Kemudian dihitung konsentrasi larutan sampel glukosa dengan memasukkan nilai
absorbansi ke dalam persamaan kurva.
Y = 0.037 x – 0.027
0.293 = 0.037 x – 0.027
0.293 + 0.027 = 0.037 x
X = 8.649 mg/100ml
Konsentrasi larutan sampel glukosa atau gula reduksi yang diperoleh sebesar 8.649 mg/100ml,
yang artinya dalam 100 ml larutan sampel mengandung 8.649 mg glukosa.
Untuk percobaan kedua, yaitu penentuan kadar gula non pereduksi. Sampel yang dipakai
adalah sukrosa, dan pada sukrosa ini terkandung monosakarida glukosa dan fruktosa. Fruktosa
disini adalah sebagai gula non pereduksi. Sampel sukrosa 1 ml ditambah 0.5 ml HCl 2N, dan
dipanaskan 5 menit, baru kemudian didinginkan dan dinetralkan dengan 0.5 ml NaOH 2N untuk
menetralkan sampel agar dapat bereaksi dengan reagen-reagen lain seperti pada percobaan 1,
yang bereaksi dengan reagen dalam keadaan netral. Larutan tak berwarna tersebut kemudian
ditambah 1 ml reagen Nelson Somogyi yang bertujuan untuk mereduksi kupri oksida menjadi
kupro oksida. Larutan berubah warna menjadi biru. Kemudian dipanaskan untuk mempercepat
proses reduksi kupri oksida menjadi kupro oksida. Setelah itu, larutan didinginkan pada suhu
25˚C untuk meminimalisir terjadi kerusakan pada komponen larutan apabila larutan terlalu
panas. Larutan akan stabil setelah didinginkan membentuk warna hijau kekuningan dengan
endapan berwarna oranye, kemudian barulah direaksikan dengan 1 ml reagen arsenomolibdat
yang bertujuan agar bias bereaksi dengan endapan kupro oksida. Pada peristiwa ini, kupro oksida
akan mereduksi kembali arsenomolibdat menjadi molibdene blue, yang pada percobaan ini
dihasilkan warna hijau kebiruan, yang kemudian akan dihitung nilai absorbansinya pada panjang
gelombang 540 nm.

Tugas Pengerjaan: Dalam teks tentang penentuan kadar gula, berapa lama sampel sukrosa dipanaskan setelah ditambah 0.5 ml HCl 2N? Baris-baris data berikut tidak diperlukan.

Data yang Diberikan:
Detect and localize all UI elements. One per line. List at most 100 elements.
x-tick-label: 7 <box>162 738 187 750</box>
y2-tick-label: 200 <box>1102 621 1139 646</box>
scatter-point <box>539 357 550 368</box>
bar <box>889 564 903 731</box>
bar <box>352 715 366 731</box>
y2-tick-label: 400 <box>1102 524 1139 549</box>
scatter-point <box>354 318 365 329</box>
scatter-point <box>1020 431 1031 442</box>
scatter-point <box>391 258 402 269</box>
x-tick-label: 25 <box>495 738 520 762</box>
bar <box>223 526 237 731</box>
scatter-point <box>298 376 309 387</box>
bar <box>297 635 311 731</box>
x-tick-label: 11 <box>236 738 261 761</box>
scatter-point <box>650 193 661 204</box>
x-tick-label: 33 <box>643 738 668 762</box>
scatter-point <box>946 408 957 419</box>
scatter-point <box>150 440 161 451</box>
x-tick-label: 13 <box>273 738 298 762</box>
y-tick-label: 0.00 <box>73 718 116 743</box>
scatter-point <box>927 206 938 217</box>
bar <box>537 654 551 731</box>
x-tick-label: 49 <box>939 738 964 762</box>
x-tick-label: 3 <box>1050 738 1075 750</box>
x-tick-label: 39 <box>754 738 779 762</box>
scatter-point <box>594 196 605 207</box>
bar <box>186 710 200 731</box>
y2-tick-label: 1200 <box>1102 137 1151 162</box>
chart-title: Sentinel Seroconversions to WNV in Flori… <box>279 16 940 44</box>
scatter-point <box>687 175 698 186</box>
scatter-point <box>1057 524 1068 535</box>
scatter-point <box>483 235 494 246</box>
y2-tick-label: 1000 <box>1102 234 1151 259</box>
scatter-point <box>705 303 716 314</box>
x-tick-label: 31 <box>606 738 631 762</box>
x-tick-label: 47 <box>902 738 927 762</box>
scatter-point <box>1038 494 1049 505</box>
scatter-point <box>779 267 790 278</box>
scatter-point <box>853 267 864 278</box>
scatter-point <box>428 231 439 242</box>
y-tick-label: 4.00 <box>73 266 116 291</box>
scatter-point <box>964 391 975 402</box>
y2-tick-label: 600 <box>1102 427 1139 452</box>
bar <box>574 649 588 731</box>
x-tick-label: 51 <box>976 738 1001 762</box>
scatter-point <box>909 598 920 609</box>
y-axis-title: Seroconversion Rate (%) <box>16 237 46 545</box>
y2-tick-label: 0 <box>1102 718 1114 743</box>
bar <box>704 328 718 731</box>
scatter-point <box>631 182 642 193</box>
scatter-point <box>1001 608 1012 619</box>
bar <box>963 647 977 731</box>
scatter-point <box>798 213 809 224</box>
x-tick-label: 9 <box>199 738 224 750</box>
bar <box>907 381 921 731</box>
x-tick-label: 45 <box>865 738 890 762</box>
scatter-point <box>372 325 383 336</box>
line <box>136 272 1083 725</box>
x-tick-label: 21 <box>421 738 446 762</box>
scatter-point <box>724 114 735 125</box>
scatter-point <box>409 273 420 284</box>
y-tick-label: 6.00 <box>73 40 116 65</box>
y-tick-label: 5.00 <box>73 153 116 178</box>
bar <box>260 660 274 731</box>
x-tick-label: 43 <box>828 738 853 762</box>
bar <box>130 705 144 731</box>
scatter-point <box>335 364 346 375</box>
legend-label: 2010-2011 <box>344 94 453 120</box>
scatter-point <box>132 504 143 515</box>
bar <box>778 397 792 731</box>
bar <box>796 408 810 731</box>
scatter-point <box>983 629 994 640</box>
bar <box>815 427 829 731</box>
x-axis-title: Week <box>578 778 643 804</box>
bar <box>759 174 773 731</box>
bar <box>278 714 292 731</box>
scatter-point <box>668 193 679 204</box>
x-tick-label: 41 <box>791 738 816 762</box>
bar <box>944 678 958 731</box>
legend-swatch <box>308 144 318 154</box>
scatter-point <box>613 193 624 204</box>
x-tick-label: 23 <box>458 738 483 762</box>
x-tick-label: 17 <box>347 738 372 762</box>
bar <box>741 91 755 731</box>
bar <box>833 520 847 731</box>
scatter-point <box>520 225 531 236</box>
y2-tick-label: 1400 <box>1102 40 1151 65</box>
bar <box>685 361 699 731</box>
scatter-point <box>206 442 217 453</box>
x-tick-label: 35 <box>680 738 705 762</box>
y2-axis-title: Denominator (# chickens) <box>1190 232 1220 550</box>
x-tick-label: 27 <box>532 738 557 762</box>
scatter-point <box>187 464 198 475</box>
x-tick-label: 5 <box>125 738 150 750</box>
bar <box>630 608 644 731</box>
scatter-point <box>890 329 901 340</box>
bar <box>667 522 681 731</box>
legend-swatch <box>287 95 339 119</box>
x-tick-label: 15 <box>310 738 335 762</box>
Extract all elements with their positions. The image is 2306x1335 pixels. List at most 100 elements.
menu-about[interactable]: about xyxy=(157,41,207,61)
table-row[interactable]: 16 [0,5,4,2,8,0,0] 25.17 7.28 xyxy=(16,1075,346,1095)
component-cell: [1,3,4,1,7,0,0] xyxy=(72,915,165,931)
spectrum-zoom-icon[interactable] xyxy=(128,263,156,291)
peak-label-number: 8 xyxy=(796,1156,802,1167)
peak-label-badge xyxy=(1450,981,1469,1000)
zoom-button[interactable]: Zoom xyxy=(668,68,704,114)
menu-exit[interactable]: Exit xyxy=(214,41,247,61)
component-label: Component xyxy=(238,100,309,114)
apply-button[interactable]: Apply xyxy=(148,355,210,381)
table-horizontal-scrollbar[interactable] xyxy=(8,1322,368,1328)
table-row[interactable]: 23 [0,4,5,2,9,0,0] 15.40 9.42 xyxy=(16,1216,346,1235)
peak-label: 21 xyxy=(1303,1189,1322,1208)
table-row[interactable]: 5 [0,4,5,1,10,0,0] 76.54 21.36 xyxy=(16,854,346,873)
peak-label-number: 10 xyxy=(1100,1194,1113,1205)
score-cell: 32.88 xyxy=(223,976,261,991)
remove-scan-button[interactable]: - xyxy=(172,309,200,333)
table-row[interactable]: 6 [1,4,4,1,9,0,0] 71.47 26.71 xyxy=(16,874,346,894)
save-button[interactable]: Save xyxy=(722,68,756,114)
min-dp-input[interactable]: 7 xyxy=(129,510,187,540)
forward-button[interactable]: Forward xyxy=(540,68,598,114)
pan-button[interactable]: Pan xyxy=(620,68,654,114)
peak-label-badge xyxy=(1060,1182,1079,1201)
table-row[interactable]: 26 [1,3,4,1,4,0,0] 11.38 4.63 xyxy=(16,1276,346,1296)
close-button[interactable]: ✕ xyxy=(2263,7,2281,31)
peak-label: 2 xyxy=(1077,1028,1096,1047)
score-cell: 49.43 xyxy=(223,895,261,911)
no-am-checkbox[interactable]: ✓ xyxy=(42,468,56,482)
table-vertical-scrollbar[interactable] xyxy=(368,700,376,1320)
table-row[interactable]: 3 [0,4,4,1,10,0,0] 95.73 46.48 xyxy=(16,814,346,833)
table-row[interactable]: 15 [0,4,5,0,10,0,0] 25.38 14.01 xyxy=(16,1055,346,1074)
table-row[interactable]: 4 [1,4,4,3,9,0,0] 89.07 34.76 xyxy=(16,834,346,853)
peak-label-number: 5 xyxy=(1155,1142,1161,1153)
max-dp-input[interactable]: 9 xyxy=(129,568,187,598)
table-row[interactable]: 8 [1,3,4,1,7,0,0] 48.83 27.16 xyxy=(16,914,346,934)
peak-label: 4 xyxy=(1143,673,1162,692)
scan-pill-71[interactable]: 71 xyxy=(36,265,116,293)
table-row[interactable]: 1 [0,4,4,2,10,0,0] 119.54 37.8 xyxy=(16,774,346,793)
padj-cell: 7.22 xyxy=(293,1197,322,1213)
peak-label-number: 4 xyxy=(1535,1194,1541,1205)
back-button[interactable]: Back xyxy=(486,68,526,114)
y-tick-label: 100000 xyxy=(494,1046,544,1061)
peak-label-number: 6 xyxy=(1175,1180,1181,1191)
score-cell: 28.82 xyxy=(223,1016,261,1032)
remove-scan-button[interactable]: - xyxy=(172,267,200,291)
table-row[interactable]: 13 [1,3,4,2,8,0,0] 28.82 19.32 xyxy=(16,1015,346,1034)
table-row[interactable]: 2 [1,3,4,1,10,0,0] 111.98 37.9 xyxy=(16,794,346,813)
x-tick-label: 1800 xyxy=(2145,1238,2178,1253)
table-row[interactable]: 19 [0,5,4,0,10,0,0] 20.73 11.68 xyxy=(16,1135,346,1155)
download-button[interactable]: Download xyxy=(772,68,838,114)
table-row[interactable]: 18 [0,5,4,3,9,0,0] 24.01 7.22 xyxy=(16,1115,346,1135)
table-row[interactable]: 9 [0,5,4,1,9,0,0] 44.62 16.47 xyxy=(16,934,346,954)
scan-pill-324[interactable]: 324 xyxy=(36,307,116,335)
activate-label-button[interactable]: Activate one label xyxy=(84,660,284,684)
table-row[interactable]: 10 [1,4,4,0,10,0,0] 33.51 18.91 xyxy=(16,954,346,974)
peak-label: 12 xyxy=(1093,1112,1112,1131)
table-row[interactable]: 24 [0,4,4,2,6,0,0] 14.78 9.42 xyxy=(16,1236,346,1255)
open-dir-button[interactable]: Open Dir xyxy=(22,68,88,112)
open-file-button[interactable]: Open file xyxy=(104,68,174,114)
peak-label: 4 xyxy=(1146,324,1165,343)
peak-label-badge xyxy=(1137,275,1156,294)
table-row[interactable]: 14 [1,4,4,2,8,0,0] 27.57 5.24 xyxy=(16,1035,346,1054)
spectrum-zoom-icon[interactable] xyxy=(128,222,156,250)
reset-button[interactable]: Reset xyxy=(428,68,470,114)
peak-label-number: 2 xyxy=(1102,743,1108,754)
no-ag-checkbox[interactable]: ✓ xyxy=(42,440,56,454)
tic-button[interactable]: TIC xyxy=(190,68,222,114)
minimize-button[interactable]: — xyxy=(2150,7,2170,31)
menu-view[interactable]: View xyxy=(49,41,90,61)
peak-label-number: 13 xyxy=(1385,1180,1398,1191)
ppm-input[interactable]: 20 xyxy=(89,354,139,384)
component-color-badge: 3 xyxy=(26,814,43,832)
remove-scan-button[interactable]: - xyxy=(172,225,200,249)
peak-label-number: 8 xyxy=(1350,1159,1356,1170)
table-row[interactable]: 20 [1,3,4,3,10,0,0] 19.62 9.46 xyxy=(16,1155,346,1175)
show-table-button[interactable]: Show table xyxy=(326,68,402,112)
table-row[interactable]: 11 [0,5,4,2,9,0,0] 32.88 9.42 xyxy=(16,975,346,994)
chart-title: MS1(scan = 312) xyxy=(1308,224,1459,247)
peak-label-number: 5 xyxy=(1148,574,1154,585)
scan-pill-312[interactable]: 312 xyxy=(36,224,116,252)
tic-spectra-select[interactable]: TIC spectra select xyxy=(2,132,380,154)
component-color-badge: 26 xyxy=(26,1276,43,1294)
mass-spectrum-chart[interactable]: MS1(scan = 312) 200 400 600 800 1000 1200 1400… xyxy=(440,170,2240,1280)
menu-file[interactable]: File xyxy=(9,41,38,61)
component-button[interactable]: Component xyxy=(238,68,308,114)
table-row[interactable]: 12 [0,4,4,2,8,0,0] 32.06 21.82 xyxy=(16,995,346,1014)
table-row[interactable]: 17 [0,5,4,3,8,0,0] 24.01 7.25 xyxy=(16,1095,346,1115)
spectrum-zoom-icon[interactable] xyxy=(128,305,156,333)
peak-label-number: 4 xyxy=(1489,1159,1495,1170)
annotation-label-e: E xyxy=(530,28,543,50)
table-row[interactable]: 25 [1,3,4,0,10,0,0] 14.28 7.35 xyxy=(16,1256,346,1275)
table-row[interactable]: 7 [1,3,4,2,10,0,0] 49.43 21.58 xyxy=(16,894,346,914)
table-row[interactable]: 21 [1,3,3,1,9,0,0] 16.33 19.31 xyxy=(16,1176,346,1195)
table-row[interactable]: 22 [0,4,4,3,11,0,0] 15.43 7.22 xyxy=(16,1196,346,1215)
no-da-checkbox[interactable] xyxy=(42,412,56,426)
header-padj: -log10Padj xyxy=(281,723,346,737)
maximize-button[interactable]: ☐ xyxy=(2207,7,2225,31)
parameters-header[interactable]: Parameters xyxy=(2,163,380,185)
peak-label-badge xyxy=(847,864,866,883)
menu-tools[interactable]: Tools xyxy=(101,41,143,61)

Jawaban Tertulis: Selama 5 menit.